### TASK DESCRIPTION
Leave out the pictures and repeat the rest of the material exactly.
---------- INFORMATION PROVIDED ----------
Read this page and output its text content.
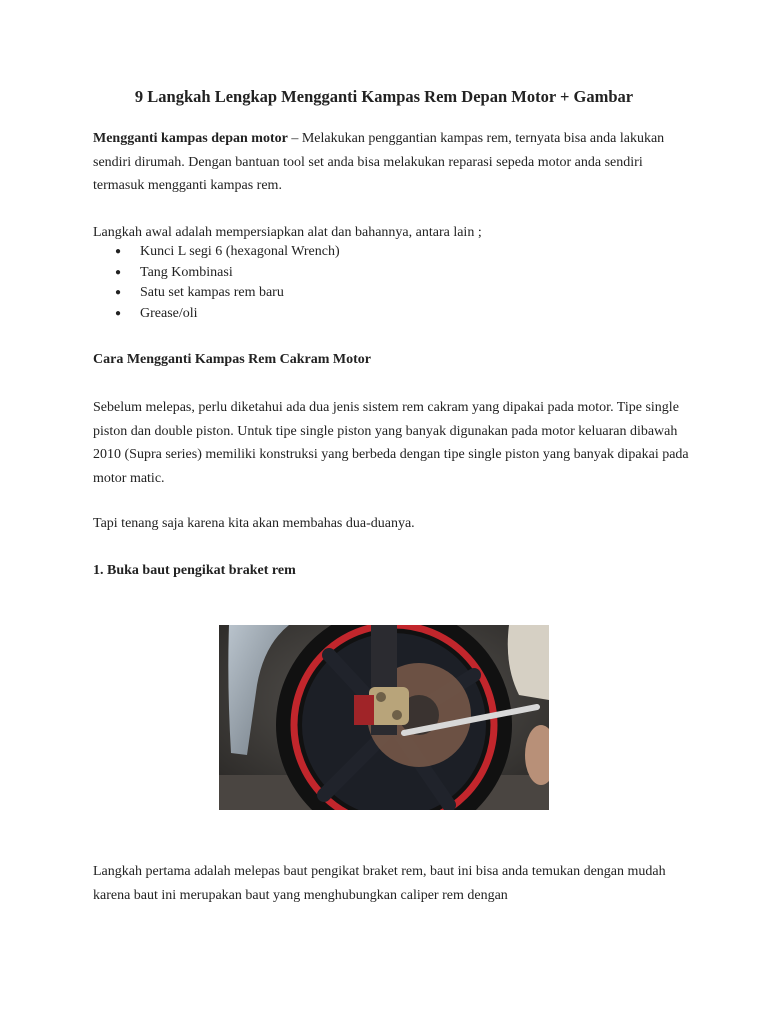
9 Langkah Lengkap Mengganti Kampas Rem Depan Motor + Gambar

Mengganti kampas depan motor – Melakukan penggantian kampas rem, ternyata bisa anda lakukan sendiri dirumah. Dengan bantuan tool set anda bisa melakukan reparasi sepeda motor anda sendiri termasuk mengganti kampas rem.

Langkah awal adalah mempersiapkan alat dan bahannya, antara lain ;

● Kunci L segi 6 (hexagonal Wrench)
● Tang Kombinasi
● Satu set kampas rem baru
● Grease/oli
Cara Mengganti Kampas Rem Cakram Motor

Sebelum melepas, perlu diketahui ada dua jenis sistem rem cakram yang dipakai pada motor. Tipe single piston dan double piston. Untuk tipe single piston yang banyak digunakan pada motor keluaran dibawah 2010 (Supra series) memiliki konstruksi yang berbeda dengan tipe single piston yang banyak dipakai pada motor matic.

Tapi tenang saja karena kita akan membahas dua-duanya.

1. Buka baut pengikat braket rem

Langkah pertama adalah melepas baut pengikat braket rem, baut ini bisa anda temukan dengan mudah karena baut ini merupakan baut yang menghubungkan caliper rem dengan
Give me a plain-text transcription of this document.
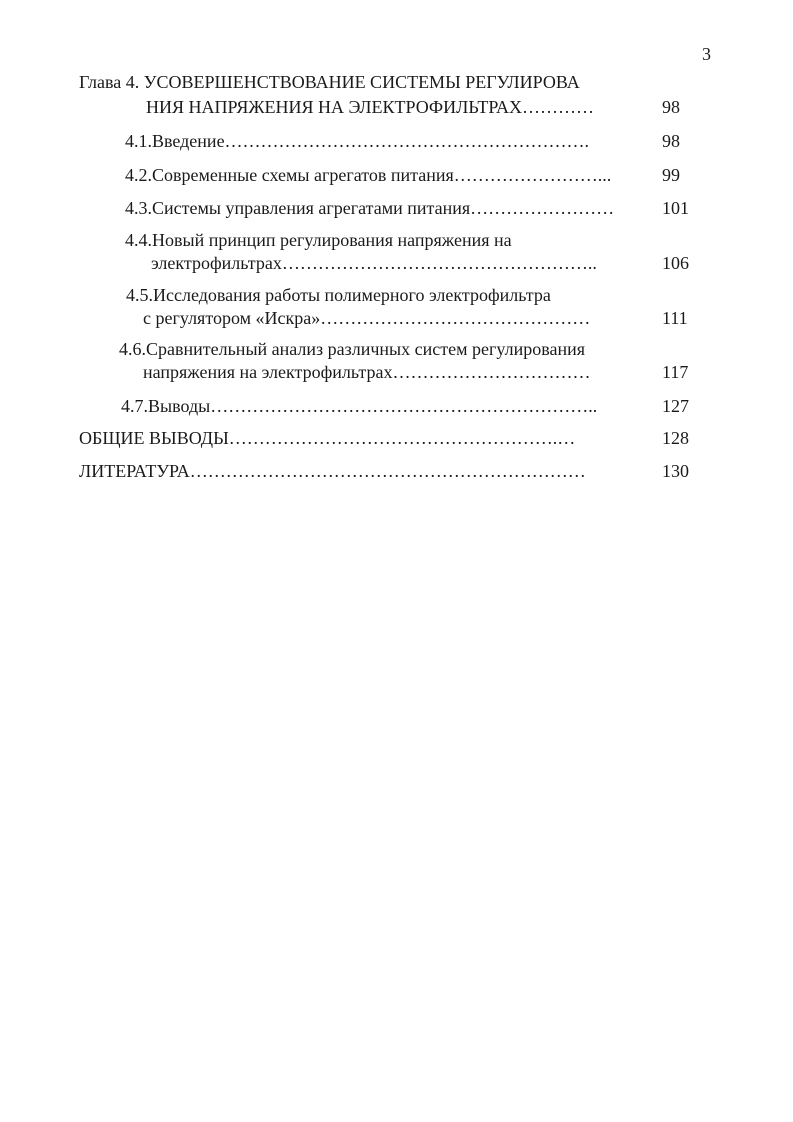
3
Глава 4. УСОВЕРШЕНСТВОВАНИЕ СИСТЕМЫ РЕГУЛИРОВА
НИЯ НАПРЯЖЕНИЯ НА ЭЛЕКТРОФИЛЬТРАХ…………	98
4.1.Введение…………………………………………………….	98
4.2.Современные схемы агрегатов питания……………………...	99
4.3.Системы управления агрегатами питания……………………	101
4.4.Новый принцип регулирования напряжения на
электрофильтрах……………………………………………..	106
4.5.Исследования работы полимерного электрофильтра
с регулятором «Искра»………………………………………	111
4.6.Сравнительный анализ различных систем регулирования
напряжения на электрофильтрах……………………………	117
4.7.Выводы………………………………………………………..	127
ОБЩИЕ ВЫВОДЫ……………………………………………….…	128
ЛИТЕРАТУРА…………………………………………………………	130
----------
### COMPLETED TASK
Read this page and output its text content.
9 Langkah Lengkap Mengganti Kampas Rem Depan Motor + Gambar

Mengganti kampas depan motor – Melakukan penggantian kampas rem, ternyata bisa anda lakukan sendiri dirumah. Dengan bantuan tool set anda bisa melakukan reparasi sepeda motor anda sendiri termasuk mengganti kampas rem.

Langkah awal adalah mempersiapkan alat dan bahannya, antara lain ;

● Kunci L segi 6 (hexagonal Wrench)
● Tang Kombinasi
● Satu set kampas rem baru
● Grease/oli
Cara Mengganti Kampas Rem Cakram Motor

Sebelum melepas, perlu diketahui ada dua jenis sistem rem cakram yang dipakai pada motor. Tipe single piston dan double piston. Untuk tipe single piston yang banyak digunakan pada motor keluaran dibawah 2010 (Supra series) memiliki konstruksi yang berbeda dengan tipe single piston yang banyak dipakai pada motor matic.

Tapi tenang saja karena kita akan membahas dua-duanya.

1. Buka baut pengikat braket rem

Langkah pertama adalah melepas baut pengikat braket rem, baut ini bisa anda temukan dengan mudah karena baut ini merupakan baut yang menghubungkan caliper rem dengan
Give me a plain-text transcription of this document.
3
Глава 4. УСОВЕРШЕНСТВОВАНИЕ СИСТЕМЫ РЕГУЛИРОВА
НИЯ НАПРЯЖЕНИЯ НА ЭЛЕКТРОФИЛЬТРАХ…………	98
4.1.Введение…………………………………………………….	98
4.2.Современные схемы агрегатов питания……………………...	99
4.3.Системы управления агрегатами питания……………………	101
4.4.Новый принцип регулирования напряжения на
электрофильтрах……………………………………………..	106
4.5.Исследования работы полимерного электрофильтра
с регулятором «Искра»………………………………………	111
4.6.Сравнительный анализ различных систем регулирования
напряжения на электрофильтрах……………………………	117
4.7.Выводы………………………………………………………..	127
ОБЩИЕ ВЫВОДЫ……………………………………………….…	128
ЛИТЕРАТУРА…………………………………………………………	130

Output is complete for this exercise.